**PROBLEM DESCRIPTION**
Write the material out again in full, exactly.

**DATA ROWS**
-----

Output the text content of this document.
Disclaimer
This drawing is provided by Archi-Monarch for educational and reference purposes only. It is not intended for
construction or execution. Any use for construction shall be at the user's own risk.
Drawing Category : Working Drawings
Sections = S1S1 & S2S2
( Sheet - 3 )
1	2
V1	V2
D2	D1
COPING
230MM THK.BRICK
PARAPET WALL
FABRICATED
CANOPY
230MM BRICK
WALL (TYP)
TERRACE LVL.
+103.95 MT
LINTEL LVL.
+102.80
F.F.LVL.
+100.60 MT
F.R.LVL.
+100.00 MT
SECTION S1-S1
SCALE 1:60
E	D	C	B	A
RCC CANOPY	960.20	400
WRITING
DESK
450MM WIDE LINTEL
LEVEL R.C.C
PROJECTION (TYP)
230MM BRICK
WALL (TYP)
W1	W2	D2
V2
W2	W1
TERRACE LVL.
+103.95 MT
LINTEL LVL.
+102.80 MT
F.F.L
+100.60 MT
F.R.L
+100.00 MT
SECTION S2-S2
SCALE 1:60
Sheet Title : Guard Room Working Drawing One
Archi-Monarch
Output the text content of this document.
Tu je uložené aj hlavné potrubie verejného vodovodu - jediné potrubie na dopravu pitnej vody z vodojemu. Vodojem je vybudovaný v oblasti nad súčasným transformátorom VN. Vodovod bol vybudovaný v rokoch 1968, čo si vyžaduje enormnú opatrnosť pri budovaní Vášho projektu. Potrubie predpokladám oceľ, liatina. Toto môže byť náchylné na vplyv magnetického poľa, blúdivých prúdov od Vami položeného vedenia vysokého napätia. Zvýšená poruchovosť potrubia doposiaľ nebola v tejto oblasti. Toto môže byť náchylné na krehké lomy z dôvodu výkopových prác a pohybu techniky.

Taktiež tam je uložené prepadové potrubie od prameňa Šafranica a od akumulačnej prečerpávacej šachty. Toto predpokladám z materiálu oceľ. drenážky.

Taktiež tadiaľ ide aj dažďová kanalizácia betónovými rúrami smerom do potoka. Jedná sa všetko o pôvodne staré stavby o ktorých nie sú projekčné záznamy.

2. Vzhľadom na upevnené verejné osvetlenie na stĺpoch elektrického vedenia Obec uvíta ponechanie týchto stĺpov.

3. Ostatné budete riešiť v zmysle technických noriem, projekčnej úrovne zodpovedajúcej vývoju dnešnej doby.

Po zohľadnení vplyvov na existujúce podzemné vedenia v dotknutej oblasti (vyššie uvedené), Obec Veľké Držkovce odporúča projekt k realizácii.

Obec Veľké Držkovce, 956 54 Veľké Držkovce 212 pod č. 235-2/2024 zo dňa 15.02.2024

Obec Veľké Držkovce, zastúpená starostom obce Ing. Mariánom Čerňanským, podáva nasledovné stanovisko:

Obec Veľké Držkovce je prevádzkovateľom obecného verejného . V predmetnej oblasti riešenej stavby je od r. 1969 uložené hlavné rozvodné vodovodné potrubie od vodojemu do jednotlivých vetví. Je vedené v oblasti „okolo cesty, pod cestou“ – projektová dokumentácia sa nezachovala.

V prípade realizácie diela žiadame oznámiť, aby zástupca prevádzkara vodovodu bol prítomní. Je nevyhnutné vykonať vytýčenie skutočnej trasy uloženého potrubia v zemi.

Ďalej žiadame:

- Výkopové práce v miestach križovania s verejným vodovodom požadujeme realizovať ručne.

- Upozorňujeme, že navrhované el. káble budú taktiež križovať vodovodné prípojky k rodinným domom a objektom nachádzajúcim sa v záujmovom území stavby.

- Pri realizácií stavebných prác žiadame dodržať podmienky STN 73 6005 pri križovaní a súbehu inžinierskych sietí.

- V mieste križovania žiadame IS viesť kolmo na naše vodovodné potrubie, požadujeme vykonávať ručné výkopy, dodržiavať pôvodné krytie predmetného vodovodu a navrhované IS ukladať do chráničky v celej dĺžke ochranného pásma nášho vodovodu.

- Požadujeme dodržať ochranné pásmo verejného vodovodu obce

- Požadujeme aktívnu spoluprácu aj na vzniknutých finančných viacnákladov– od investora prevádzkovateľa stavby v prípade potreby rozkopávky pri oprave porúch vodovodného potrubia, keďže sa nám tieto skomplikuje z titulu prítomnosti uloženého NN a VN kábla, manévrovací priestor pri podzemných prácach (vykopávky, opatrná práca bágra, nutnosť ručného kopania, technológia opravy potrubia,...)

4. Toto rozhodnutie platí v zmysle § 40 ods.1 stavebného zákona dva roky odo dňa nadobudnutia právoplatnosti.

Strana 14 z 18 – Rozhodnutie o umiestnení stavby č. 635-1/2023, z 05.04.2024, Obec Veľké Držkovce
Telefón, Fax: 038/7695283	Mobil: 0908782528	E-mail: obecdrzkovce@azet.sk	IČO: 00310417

-----

**OUTPUT BELOW**
Output the text content of this document.
Disclaimer
This drawing is provided by Archi-Monarch for educational and reference purposes only. It is not intended for
construction or execution. Any use for construction shall be at the user's own risk.
Drawing Category : Working Drawings
Sections = S1S1 & S2S2
( Sheet - 3 )
1	2
V1	V2
D2	D1
COPING
230MM THK.BRICK
PARAPET WALL
FABRICATED
CANOPY
230MM BRICK
WALL (TYP)
TERRACE LVL.
+103.95 MT
LINTEL LVL.
+102.80
F.F.LVL.
+100.60 MT
F.R.LVL.
+100.00 MT
SECTION S1-S1
SCALE 1:60
E	D	C	B	A
RCC CANOPY	960.20	400
WRITING
DESK
450MM WIDE LINTEL
LEVEL R.C.C
PROJECTION (TYP)
230MM BRICK
WALL (TYP)
W1	W2	D2
V2
W2	W1
TERRACE LVL.
+103.95 MT
LINTEL LVL.
+102.80 MT
F.F.L
+100.60 MT
F.R.L
+100.00 MT
SECTION S2-S2
SCALE 1:60
Sheet Title : Guard Room Working Drawing One
Archi-Monarch
Output the text content of this document.
Tu je uložené aj hlavné potrubie verejného vodovodu - jediné potrubie na dopravu pitnej vody z vodojemu. Vodojem je vybudovaný v oblasti nad súčasným transformátorom VN. Vodovod bol vybudovaný v rokoch 1968, čo si vyžaduje enormnú opatrnosť pri budovaní Vášho projektu. Potrubie predpokladám oceľ, liatina. Toto môže byť náchylné na vplyv magnetického poľa, blúdivých prúdov od Vami položeného vedenia vysokého napätia. Zvýšená poruchovosť potrubia doposiaľ nebola v tejto oblasti. Toto môže byť náchylné na krehké lomy z dôvodu výkopových prác a pohybu techniky.

Taktiež tam je uložené prepadové potrubie od prameňa Šafranica a od akumulačnej prečerpávacej šachty. Toto predpokladám z materiálu oceľ. drenážky.

Taktiež tadiaľ ide aj dažďová kanalizácia betónovými rúrami smerom do potoka. Jedná sa všetko o pôvodne staré stavby o ktorých nie sú projekčné záznamy.

2. Vzhľadom na upevnené verejné osvetlenie na stĺpoch elektrického vedenia Obec uvíta ponechanie týchto stĺpov.

3. Ostatné budete riešiť v zmysle technických noriem, projekčnej úrovne zodpovedajúcej vývoju dnešnej doby.

Po zohľadnení vplyvov na existujúce podzemné vedenia v dotknutej oblasti (vyššie uvedené), Obec Veľké Držkovce odporúča projekt k realizácii.

Obec Veľké Držkovce, 956 54 Veľké Držkovce 212 pod č. 235-2/2024 zo dňa 15.02.2024

Obec Veľké Držkovce, zastúpená starostom obce Ing. Mariánom Čerňanským, podáva nasledovné stanovisko:

Obec Veľké Držkovce je prevádzkovateľom obecného verejného . V predmetnej oblasti riešenej stavby je od r. 1969 uložené hlavné rozvodné vodovodné potrubie od vodojemu do jednotlivých vetví. Je vedené v oblasti „okolo cesty, pod cestou“ – projektová dokumentácia sa nezachovala.

V prípade realizácie diela žiadame oznámiť, aby zástupca prevádzkara vodovodu bol prítomní. Je nevyhnutné vykonať vytýčenie skutočnej trasy uloženého potrubia v zemi.

Ďalej žiadame:

- Výkopové práce v miestach križovania s verejným vodovodom požadujeme realizovať ručne.

- Upozorňujeme, že navrhované el. káble budú taktiež križovať vodovodné prípojky k rodinným domom a objektom nachádzajúcim sa v záujmovom území stavby.

- Pri realizácií stavebných prác žiadame dodržať podmienky STN 73 6005 pri križovaní a súbehu inžinierskych sietí.

- V mieste križovania žiadame IS viesť kolmo na naše vodovodné potrubie, požadujeme vykonávať ručné výkopy, dodržiavať pôvodné krytie predmetného vodovodu a navrhované IS ukladať do chráničky v celej dĺžke ochranného pásma nášho vodovodu.

- Požadujeme dodržať ochranné pásmo verejného vodovodu obce

- Požadujeme aktívnu spoluprácu aj na vzniknutých finančných viacnákladov– od investora prevádzkovateľa stavby v prípade potreby rozkopávky pri oprave porúch vodovodného potrubia, keďže sa nám tieto skomplikuje z titulu prítomnosti uloženého NN a VN kábla, manévrovací priestor pri podzemných prácach (vykopávky, opatrná práca bágra, nutnosť ručného kopania, technológia opravy potrubia,...)

4. Toto rozhodnutie platí v zmysle § 40 ods.1 stavebného zákona dva roky odo dňa nadobudnutia právoplatnosti.

Strana 14 z 18 – Rozhodnutie o umiestnení stavby č. 635-1/2023, z 05.04.2024, Obec Veľké Držkovce
Telefón, Fax: 038/7695283	Mobil: 0908782528	E-mail: obecdrzkovce@azet.sk	IČO: 00310417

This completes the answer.